AIM OF THE EXERCISE:
Omit every picture, then give all the entries again exactly.

[Stored items]

***

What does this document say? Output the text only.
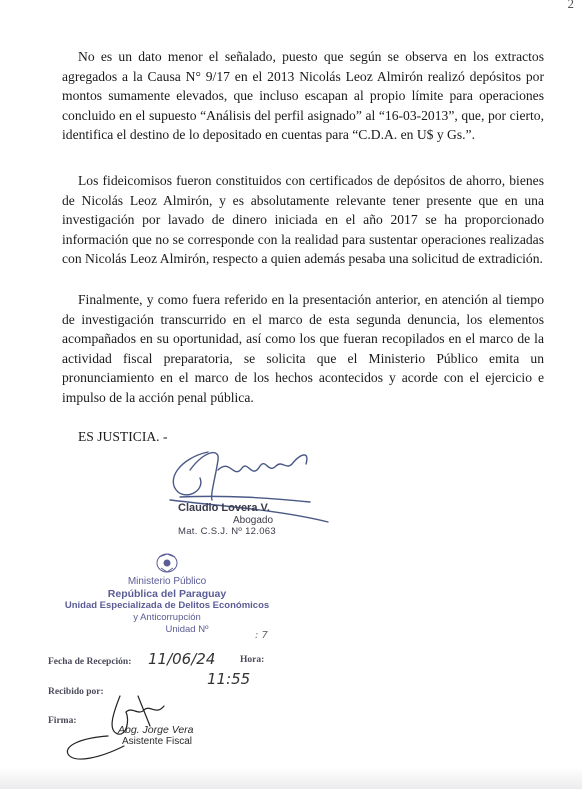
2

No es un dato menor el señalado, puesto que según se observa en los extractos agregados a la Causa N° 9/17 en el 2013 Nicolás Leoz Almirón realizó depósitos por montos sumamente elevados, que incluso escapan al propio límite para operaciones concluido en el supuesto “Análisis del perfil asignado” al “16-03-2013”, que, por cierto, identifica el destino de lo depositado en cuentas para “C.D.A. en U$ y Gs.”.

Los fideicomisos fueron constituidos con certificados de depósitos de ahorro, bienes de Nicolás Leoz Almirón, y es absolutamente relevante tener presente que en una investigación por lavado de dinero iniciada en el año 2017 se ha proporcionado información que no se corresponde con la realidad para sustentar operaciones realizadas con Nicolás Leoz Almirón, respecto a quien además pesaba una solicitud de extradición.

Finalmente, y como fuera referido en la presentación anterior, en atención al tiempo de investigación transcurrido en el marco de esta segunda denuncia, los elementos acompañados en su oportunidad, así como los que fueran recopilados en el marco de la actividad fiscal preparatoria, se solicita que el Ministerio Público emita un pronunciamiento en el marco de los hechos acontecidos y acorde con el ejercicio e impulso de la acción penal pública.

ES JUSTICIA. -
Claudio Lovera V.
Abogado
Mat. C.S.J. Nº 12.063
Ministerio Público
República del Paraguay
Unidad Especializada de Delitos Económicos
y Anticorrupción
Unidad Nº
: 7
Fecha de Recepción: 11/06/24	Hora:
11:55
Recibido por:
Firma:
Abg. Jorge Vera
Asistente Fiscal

***

REPLY:
What does this document say? Output the text only.
2

No es un dato menor el señalado, puesto que según se observa en los extractos agregados a la Causa N° 9/17 en el 2013 Nicolás Leoz Almirón realizó depósitos por montos sumamente elevados, que incluso escapan al propio límite para operaciones concluido en el supuesto “Análisis del perfil asignado” al “16-03-2013”, que, por cierto, identifica el destino de lo depositado en cuentas para “C.D.A. en U$ y Gs.”.

Los fideicomisos fueron constituidos con certificados de depósitos de ahorro, bienes de Nicolás Leoz Almirón, y es absolutamente relevante tener presente que en una investigación por lavado de dinero iniciada en el año 2017 se ha proporcionado información que no se corresponde con la realidad para sustentar operaciones realizadas con Nicolás Leoz Almirón, respecto a quien además pesaba una solicitud de extradición.

Finalmente, y como fuera referido en la presentación anterior, en atención al tiempo de investigación transcurrido en el marco de esta segunda denuncia, los elementos acompañados en su oportunidad, así como los que fueran recopilados en el marco de la actividad fiscal preparatoria, se solicita que el Ministerio Público emita un pronunciamiento en el marco de los hechos acontecidos y acorde con el ejercicio e impulso de la acción penal pública.

ES JUSTICIA. -
Claudio Lovera V.
Abogado
Mat. C.S.J. Nº 12.063
Ministerio Público
República del Paraguay
Unidad Especializada de Delitos Económicos
y Anticorrupción
Unidad Nº
: 7
Fecha de Recepción: 11/06/24	Hora:
11:55
Recibido por:
Firma:
Abg. Jorge Vera
Asistente Fiscal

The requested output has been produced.